YOUR OBJECTIVE:
Write the next part of the announcement of the Emerging Professionals Group Summit, starting after its final sentence. The data given after it is not part of the announcement.

DOCUMENT TEXT:
The Center for Career Development will host the Emerging Professionals Group Summit Nov. 4-6, in partnership with the Emerging Professionals Group and Red Ventures.
The summit is designed specifically for African-American and Hispanic/Latino students interested in exploring the full range of career options, while polishing the "soft skills" necessary to navigate any space with professional clarity and confidence.
"Diversity in the workplace is key to fostering a strong and inclusive economy that is built to last, but despite an increasingly diverse population there remain significant barriers to access and critical gaps in key sectors and at the executive levels," said Jeanne-Marie Ryan (@jeannemarieryan), executive director of the Center for Career Development.
"We still see a stark lack of diversity in corporate boardrooms; of current Fortune 500 CEOs, only 0.8 percent are African-American and 1.2 percent are Latino. Earlier in careers, racial inequality in the labor market means that graduates of color are almost twice as likely to be unemployed than white counterparts. African-American graduates with a bachelor's degree have a 4.1 percent unemployment rate versus 2.4 percent for white graduates.
"Proactively tackling this inequality, the EPG Summit program is designed to expose talented, diverse students to various industries to enable them to explore numerous career paths, and empower them with the connections and confidence to bridge the gaps to a rewarding career path," Ryan said.

DATA UNDER STUDY:

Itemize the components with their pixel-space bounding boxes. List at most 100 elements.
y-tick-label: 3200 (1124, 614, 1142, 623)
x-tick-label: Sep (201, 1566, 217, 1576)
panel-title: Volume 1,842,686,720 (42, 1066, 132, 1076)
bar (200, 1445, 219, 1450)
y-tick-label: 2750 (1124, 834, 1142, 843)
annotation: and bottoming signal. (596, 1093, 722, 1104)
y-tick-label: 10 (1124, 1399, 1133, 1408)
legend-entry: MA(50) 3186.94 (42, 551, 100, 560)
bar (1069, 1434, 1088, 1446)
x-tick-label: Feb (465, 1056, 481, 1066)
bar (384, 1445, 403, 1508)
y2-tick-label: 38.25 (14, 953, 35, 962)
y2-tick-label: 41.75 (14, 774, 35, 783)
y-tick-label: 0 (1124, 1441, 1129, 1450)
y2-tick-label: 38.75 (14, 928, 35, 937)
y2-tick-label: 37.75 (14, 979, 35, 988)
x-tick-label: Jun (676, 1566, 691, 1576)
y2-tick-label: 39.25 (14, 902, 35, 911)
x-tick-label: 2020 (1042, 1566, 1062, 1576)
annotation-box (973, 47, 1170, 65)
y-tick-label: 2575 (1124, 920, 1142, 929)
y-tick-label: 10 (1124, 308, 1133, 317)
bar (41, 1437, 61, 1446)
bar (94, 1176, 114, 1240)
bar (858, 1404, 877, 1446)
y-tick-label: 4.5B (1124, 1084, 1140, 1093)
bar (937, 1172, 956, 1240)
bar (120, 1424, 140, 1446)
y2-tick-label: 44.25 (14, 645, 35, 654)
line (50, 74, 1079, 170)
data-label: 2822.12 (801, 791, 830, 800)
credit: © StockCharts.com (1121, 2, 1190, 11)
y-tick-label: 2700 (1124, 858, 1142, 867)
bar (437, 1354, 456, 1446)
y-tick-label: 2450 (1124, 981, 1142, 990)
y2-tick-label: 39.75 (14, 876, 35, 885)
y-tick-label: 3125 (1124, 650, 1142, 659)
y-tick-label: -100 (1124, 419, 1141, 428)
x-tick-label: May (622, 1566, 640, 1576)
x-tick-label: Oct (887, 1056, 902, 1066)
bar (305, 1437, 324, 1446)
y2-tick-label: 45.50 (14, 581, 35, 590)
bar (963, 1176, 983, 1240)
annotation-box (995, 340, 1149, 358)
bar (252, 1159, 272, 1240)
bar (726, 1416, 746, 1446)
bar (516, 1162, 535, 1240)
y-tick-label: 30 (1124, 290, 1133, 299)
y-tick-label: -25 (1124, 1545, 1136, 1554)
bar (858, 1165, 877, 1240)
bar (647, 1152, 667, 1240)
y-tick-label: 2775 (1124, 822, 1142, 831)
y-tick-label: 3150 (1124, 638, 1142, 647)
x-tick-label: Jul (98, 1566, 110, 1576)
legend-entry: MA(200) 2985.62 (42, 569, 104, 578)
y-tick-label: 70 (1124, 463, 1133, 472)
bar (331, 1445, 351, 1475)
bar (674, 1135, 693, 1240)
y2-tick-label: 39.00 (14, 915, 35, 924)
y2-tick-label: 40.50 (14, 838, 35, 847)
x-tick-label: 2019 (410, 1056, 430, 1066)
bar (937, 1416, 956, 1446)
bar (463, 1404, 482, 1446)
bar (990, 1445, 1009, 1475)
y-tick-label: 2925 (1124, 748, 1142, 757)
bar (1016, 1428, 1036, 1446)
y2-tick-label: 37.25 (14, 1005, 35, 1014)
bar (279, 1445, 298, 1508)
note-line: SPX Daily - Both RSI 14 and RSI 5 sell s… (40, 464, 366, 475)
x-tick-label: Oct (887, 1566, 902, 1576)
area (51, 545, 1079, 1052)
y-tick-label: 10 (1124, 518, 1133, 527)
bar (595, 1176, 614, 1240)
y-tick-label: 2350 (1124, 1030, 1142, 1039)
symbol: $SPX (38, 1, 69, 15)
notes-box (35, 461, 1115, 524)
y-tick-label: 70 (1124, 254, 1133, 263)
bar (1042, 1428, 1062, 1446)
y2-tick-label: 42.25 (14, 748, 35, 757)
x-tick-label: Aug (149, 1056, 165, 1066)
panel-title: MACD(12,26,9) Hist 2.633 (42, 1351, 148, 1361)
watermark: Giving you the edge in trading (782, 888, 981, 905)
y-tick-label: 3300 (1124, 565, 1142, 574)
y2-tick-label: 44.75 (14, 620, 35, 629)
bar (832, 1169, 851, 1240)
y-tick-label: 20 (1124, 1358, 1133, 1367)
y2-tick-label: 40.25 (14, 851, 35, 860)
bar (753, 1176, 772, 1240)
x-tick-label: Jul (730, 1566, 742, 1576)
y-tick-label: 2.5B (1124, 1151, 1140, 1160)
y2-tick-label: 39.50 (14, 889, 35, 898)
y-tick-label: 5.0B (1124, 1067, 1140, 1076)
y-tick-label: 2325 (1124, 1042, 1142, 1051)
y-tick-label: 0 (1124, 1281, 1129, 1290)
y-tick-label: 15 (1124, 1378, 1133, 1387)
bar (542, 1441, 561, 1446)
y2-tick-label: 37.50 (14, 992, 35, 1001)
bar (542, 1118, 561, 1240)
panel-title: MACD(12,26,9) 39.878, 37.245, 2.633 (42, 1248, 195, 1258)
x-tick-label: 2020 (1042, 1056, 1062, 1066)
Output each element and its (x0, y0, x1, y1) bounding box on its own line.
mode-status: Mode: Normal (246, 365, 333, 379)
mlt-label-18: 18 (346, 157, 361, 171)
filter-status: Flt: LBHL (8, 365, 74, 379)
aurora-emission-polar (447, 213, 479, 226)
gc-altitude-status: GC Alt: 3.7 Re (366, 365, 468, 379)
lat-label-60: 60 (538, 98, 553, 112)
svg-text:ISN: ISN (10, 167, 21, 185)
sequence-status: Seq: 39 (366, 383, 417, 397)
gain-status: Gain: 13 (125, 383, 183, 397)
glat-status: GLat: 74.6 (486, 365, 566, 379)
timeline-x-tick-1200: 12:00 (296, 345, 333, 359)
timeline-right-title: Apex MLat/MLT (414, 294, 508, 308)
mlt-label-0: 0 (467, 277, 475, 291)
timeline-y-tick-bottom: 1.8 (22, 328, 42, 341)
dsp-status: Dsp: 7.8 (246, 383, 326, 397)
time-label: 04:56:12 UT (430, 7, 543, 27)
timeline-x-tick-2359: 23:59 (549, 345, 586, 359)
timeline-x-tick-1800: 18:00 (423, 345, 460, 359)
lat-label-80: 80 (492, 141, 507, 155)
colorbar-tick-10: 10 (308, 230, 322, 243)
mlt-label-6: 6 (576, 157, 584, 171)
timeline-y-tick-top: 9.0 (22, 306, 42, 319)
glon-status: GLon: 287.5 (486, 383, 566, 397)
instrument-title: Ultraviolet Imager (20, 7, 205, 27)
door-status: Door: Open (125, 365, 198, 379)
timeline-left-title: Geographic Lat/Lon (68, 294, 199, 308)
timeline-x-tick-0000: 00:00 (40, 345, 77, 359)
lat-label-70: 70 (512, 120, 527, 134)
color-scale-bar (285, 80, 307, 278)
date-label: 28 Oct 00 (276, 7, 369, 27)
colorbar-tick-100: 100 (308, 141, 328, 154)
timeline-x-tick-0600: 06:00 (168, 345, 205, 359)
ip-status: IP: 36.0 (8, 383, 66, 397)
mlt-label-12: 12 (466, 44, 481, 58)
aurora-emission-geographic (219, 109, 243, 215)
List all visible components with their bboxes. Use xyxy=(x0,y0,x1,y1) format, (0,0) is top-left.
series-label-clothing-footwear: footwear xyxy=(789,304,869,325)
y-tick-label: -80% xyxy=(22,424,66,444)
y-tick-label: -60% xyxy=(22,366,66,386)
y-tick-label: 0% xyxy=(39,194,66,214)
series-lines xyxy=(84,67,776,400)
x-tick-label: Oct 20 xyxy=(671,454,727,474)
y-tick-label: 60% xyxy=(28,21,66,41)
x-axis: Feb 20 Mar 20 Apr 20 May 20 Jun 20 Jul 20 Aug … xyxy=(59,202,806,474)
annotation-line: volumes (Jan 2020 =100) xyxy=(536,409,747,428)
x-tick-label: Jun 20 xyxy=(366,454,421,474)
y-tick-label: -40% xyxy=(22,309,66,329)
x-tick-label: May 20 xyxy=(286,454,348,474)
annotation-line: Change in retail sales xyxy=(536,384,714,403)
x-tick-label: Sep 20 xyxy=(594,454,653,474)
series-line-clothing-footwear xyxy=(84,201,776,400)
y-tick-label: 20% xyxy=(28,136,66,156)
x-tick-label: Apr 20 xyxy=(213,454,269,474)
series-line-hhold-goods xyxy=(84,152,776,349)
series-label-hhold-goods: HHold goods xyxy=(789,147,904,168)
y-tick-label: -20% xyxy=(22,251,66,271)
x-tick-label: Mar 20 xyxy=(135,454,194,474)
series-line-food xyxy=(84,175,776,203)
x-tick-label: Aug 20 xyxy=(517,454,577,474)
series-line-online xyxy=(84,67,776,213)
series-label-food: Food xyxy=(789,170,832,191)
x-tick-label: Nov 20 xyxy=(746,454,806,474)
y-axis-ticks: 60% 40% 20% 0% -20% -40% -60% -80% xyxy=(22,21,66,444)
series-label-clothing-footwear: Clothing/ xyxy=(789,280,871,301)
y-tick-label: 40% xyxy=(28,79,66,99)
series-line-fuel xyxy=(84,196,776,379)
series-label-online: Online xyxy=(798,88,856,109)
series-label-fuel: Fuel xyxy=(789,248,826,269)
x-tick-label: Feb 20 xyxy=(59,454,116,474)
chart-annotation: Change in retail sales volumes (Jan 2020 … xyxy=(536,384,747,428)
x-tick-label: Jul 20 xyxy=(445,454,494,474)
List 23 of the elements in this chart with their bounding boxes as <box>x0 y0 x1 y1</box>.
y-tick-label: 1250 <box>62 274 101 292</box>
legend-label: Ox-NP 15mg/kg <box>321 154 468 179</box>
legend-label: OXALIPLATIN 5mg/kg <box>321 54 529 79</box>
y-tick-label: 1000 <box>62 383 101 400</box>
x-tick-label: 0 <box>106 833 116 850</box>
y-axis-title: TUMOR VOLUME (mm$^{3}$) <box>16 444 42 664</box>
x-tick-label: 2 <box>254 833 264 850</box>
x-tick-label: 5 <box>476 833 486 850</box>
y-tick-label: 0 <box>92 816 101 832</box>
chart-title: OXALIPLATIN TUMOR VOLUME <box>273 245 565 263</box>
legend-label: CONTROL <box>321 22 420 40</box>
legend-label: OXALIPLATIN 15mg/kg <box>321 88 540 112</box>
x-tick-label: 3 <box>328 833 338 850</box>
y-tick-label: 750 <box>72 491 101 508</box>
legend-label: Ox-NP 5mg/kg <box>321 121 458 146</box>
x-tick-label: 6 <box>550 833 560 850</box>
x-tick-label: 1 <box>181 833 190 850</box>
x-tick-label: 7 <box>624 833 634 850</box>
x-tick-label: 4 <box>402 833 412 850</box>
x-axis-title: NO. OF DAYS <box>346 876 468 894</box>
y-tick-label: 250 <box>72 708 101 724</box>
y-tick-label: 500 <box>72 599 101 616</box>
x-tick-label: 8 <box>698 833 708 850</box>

WRITTEN REPLY:
"We are expecting 100 participants from more than 35 colleges and universities nationwide," said Tiffany Waddell Tate, assistant director of career development. "The fact that our kickoff speaker is an EPG alumnus himself is a testament to the founding vision of Donnie Johnson '00 and Vincent Benjamin '04 (@evincentb), as well as a perfect illustration of the Davidson College Statement of Purpose in action in 2016."
Johnson and Benjamin founded the Emerging Professionals Group in 2006 based on the belief that if they created an environment of elevated expectations, enhanced awareness and intense preparation, they could create more and better professional opportunities for motivated students. Since its founding, EPG has guided more than 175 students through a development program that has prepared them for professional success after graduation.
The kickoff speaker, Clint Smith '10 (@ClintSmithIII), is a doctoral candidate at Harvard University and a National Science Foundation graduate fellow. He also is the author of the recently released book of poetry, Counting Descent, a contributor to The Fire This Time: A New Generation Speaks about Race, and a regular contributor to The New Yorker.
"EPG provided me with the resources, social capital and confidence to know that I could walk into any room, no matter who was there, and feel like I belonged," said Smith. "As a young student of color, EPG helped disabuse me of the notion that I didn't belong in spaces where there weren't many people who looked like me. It shaped the way I thought about the world. It shaped the way I thought about myself."
This year's summit will include a Friday dinner lecture and book signing by Smith, followed by a performance in the Duke Family Performance Hall of the Harlem Gospel Choir, part of the college's Nancy and C. Shaw Smith Artist Series.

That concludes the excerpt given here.